Stored items from a collection
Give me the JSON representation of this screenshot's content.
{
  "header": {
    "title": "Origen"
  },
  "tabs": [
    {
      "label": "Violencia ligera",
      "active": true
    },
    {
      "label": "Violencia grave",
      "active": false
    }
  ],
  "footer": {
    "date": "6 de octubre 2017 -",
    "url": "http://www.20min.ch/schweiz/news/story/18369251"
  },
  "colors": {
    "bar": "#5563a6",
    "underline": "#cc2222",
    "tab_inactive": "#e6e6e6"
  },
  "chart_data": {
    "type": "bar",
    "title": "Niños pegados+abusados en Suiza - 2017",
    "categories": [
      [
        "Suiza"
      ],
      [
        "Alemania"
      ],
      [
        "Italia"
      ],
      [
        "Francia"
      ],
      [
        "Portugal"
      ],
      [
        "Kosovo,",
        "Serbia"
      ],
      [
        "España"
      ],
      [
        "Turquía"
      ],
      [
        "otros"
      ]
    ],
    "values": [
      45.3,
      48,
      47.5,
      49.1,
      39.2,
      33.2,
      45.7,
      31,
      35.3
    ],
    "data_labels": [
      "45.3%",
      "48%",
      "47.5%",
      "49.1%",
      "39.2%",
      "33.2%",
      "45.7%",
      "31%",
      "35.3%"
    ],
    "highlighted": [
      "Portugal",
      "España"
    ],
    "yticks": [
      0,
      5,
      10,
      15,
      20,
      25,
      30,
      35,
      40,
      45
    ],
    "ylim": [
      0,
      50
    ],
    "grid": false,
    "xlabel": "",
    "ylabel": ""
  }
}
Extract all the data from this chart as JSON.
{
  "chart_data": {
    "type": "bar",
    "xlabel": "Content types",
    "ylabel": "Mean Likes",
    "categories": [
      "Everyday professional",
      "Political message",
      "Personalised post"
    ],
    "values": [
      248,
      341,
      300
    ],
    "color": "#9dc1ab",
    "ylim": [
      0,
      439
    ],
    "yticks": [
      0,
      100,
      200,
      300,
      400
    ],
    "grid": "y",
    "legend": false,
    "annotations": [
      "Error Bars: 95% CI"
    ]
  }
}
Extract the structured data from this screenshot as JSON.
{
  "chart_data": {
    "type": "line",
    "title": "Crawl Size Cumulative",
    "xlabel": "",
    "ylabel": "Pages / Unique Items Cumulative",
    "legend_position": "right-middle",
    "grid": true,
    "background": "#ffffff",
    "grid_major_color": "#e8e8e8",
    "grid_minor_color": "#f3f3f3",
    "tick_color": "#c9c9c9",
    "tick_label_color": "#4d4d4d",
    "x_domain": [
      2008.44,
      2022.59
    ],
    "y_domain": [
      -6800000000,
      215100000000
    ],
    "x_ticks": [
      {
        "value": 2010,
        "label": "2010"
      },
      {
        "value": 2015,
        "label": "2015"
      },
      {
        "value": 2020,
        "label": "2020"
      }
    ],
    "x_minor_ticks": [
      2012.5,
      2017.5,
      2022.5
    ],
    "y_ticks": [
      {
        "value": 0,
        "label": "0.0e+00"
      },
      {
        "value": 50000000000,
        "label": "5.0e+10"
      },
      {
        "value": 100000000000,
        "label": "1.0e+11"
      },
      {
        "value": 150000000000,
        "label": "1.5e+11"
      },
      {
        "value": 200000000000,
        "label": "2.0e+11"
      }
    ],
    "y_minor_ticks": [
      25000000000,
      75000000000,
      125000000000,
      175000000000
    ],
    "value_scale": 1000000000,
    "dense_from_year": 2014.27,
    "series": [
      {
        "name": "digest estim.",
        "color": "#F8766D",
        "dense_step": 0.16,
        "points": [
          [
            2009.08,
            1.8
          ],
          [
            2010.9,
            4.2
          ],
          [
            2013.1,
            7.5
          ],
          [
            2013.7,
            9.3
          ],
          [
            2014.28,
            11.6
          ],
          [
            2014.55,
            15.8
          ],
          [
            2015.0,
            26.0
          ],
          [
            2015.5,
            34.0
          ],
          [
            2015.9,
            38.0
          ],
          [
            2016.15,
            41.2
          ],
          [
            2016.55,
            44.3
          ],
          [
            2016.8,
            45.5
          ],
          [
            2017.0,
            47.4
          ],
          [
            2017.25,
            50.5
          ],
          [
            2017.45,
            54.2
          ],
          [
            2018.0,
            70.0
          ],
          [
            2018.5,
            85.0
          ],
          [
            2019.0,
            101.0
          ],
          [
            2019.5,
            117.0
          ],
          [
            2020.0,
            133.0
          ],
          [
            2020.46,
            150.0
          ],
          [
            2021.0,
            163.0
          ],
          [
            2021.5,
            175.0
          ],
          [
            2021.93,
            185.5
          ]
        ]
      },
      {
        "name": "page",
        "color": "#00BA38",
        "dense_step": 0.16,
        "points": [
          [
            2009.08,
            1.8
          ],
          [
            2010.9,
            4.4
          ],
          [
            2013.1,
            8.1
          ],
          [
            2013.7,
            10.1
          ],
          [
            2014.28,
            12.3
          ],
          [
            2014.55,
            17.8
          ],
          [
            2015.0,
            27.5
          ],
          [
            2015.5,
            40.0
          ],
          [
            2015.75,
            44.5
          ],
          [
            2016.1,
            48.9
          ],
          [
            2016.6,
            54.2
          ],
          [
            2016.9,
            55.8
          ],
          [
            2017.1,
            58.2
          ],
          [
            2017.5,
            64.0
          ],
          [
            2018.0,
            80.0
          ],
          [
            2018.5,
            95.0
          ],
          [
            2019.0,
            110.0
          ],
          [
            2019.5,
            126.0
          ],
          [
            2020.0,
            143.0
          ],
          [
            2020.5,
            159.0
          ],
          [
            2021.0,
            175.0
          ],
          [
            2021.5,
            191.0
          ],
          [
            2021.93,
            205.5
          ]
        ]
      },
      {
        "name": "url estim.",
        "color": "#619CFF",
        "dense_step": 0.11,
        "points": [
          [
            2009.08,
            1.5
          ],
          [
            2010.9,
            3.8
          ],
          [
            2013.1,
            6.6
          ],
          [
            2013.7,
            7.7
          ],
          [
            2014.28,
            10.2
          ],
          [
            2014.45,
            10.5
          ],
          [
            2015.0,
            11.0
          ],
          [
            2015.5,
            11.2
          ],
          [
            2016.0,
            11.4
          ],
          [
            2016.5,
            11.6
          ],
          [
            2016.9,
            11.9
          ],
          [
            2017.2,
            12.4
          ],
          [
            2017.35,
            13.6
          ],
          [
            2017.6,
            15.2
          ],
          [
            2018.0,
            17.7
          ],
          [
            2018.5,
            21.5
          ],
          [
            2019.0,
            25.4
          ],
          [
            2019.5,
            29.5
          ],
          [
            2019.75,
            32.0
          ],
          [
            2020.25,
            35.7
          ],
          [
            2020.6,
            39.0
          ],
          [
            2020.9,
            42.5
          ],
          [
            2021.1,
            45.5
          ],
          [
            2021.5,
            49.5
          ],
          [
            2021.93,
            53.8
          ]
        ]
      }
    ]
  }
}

**WHAT IS EXPECTED**.
Above are some records; repeat all of them exactly.

**PROBLEM SOLUTION**.
Give me the JSON representation of this screenshot's content.
{
  "header": {
    "title": "Origen"
  },
  "tabs": [
    {
      "label": "Violencia ligera",
      "active": true
    },
    {
      "label": "Violencia grave",
      "active": false
    }
  ],
  "footer": {
    "date": "6 de octubre 2017 -",
    "url": "http://www.20min.ch/schweiz/news/story/18369251"
  },
  "colors": {
    "bar": "#5563a6",
    "underline": "#cc2222",
    "tab_inactive": "#e6e6e6"
  },
  "chart_data": {
    "type": "bar",
    "title": "Niños pegados+abusados en Suiza - 2017",
    "categories": [
      [
        "Suiza"
      ],
      [
        "Alemania"
      ],
      [
        "Italia"
      ],
      [
        "Francia"
      ],
      [
        "Portugal"
      ],
      [
        "Kosovo,",
        "Serbia"
      ],
      [
        "España"
      ],
      [
        "Turquía"
      ],
      [
        "otros"
      ]
    ],
    "values": [
      45.3,
      48,
      47.5,
      49.1,
      39.2,
      33.2,
      45.7,
      31,
      35.3
    ],
    "data_labels": [
      "45.3%",
      "48%",
      "47.5%",
      "49.1%",
      "39.2%",
      "33.2%",
      "45.7%",
      "31%",
      "35.3%"
    ],
    "highlighted": [
      "Portugal",
      "España"
    ],
    "yticks": [
      0,
      5,
      10,
      15,
      20,
      25,
      30,
      35,
      40,
      45
    ],
    "ylim": [
      0,
      50
    ],
    "grid": false,
    "xlabel": "",
    "ylabel": ""
  }
}
Extract all the data from this chart as JSON.
{
  "chart_data": {
    "type": "bar",
    "xlabel": "Content types",
    "ylabel": "Mean Likes",
    "categories": [
      "Everyday professional",
      "Political message",
      "Personalised post"
    ],
    "values": [
      248,
      341,
      300
    ],
    "color": "#9dc1ab",
    "ylim": [
      0,
      439
    ],
    "yticks": [
      0,
      100,
      200,
      300,
      400
    ],
    "grid": "y",
    "legend": false,
    "annotations": [
      "Error Bars: 95% CI"
    ]
  }
}
Extract the structured data from this screenshot as JSON.
{
  "chart_data": {
    "type": "line",
    "title": "Crawl Size Cumulative",
    "xlabel": "",
    "ylabel": "Pages / Unique Items Cumulative",
    "legend_position": "right-middle",
    "grid": true,
    "background": "#ffffff",
    "grid_major_color": "#e8e8e8",
    "grid_minor_color": "#f3f3f3",
    "tick_color": "#c9c9c9",
    "tick_label_color": "#4d4d4d",
    "x_domain": [
      2008.44,
      2022.59
    ],
    "y_domain": [
      -6800000000,
      215100000000
    ],
    "x_ticks": [
      {
        "value": 2010,
        "label": "2010"
      },
      {
        "value": 2015,
        "label": "2015"
      },
      {
        "value": 2020,
        "label": "2020"
      }
    ],
    "x_minor_ticks": [
      2012.5,
      2017.5,
      2022.5
    ],
    "y_ticks": [
      {
        "value": 0,
        "label": "0.0e+00"
      },
      {
        "value": 50000000000,
        "label": "5.0e+10"
      },
      {
        "value": 100000000000,
        "label": "1.0e+11"
      },
      {
        "value": 150000000000,
        "label": "1.5e+11"
      },
      {
        "value": 200000000000,
        "label": "2.0e+11"
      }
    ],
    "y_minor_ticks": [
      25000000000,
      75000000000,
      125000000000,
      175000000000
    ],
    "value_scale": 1000000000,
    "dense_from_year": 2014.27,
    "series": [
      {
        "name": "digest estim.",
        "color": "#F8766D",
        "dense_step": 0.16,
        "points": [
          [
            2009.08,
            1.8
          ],
          [
            2010.9,
            4.2
          ],
          [
            2013.1,
            7.5
          ],
          [
            2013.7,
            9.3
          ],
          [
            2014.28,
            11.6
          ],
          [
            2014.55,
            15.8
          ],
          [
            2015.0,
            26.0
          ],
          [
            2015.5,
            34.0
          ],
          [
            2015.9,
            38.0
          ],
          [
            2016.15,
            41.2
          ],
          [
            2016.55,
            44.3
          ],
          [
            2016.8,
            45.5
          ],
          [
            2017.0,
            47.4
          ],
          [
            2017.25,
            50.5
          ],
          [
            2017.45,
            54.2
          ],
          [
            2018.0,
            70.0
          ],
          [
            2018.5,
            85.0
          ],
          [
            2019.0,
            101.0
          ],
          [
            2019.5,
            117.0
          ],
          [
            2020.0,
            133.0
          ],
          [
            2020.46,
            150.0
          ],
          [
            2021.0,
            163.0
          ],
          [
            2021.5,
            175.0
          ],
          [
            2021.93,
            185.5
          ]
        ]
      },
      {
        "name": "page",
        "color": "#00BA38",
        "dense_step": 0.16,
        "points": [
          [
            2009.08,
            1.8
          ],
          [
            2010.9,
            4.4
          ],
          [
            2013.1,
            8.1
          ],
          [
            2013.7,
            10.1
          ],
          [
            2014.28,
            12.3
          ],
          [
            2014.55,
            17.8
          ],
          [
            2015.0,
            27.5
          ],
          [
            2015.5,
            40.0
          ],
          [
            2015.75,
            44.5
          ],
          [
            2016.1,
            48.9
          ],
          [
            2016.6,
            54.2
          ],
          [
            2016.9,
            55.8
          ],
          [
            2017.1,
            58.2
          ],
          [
            2017.5,
            64.0
          ],
          [
            2018.0,
            80.0
          ],
          [
            2018.5,
            95.0
          ],
          [
            2019.0,
            110.0
          ],
          [
            2019.5,
            126.0
          ],
          [
            2020.0,
            143.0
          ],
          [
            2020.5,
            159.0
          ],
          [
            2021.0,
            175.0
          ],
          [
            2021.5,
            191.0
          ],
          [
            2021.93,
            205.5
          ]
        ]
      },
      {
        "name": "url estim.",
        "color": "#619CFF",
        "dense_step": 0.11,
        "points": [
          [
            2009.08,
            1.5
          ],
          [
            2010.9,
            3.8
          ],
          [
            2013.1,
            6.6
          ],
          [
            2013.7,
            7.7
          ],
          [
            2014.28,
            10.2
          ],
          [
            2014.45,
            10.5
          ],
          [
            2015.0,
            11.0
          ],
          [
            2015.5,
            11.2
          ],
          [
            2016.0,
            11.4
          ],
          [
            2016.5,
            11.6
          ],
          [
            2016.9,
            11.9
          ],
          [
            2017.2,
            12.4
          ],
          [
            2017.35,
            13.6
          ],
          [
            2017.6,
            15.2
          ],
          [
            2018.0,
            17.7
          ],
          [
            2018.5,
            21.5
          ],
          [
            2019.0,
            25.4
          ],
          [
            2019.5,
            29.5
          ],
          [
            2019.75,
            32.0
          ],
          [
            2020.25,
            35.7
          ],
          [
            2020.6,
            39.0
          ],
          [
            2020.9,
            42.5
          ],
          [
            2021.1,
            45.5
          ],
          [
            2021.5,
            49.5
          ],
          [
            2021.93,
            53.8
          ]
        ]
      }
    ]
  }
}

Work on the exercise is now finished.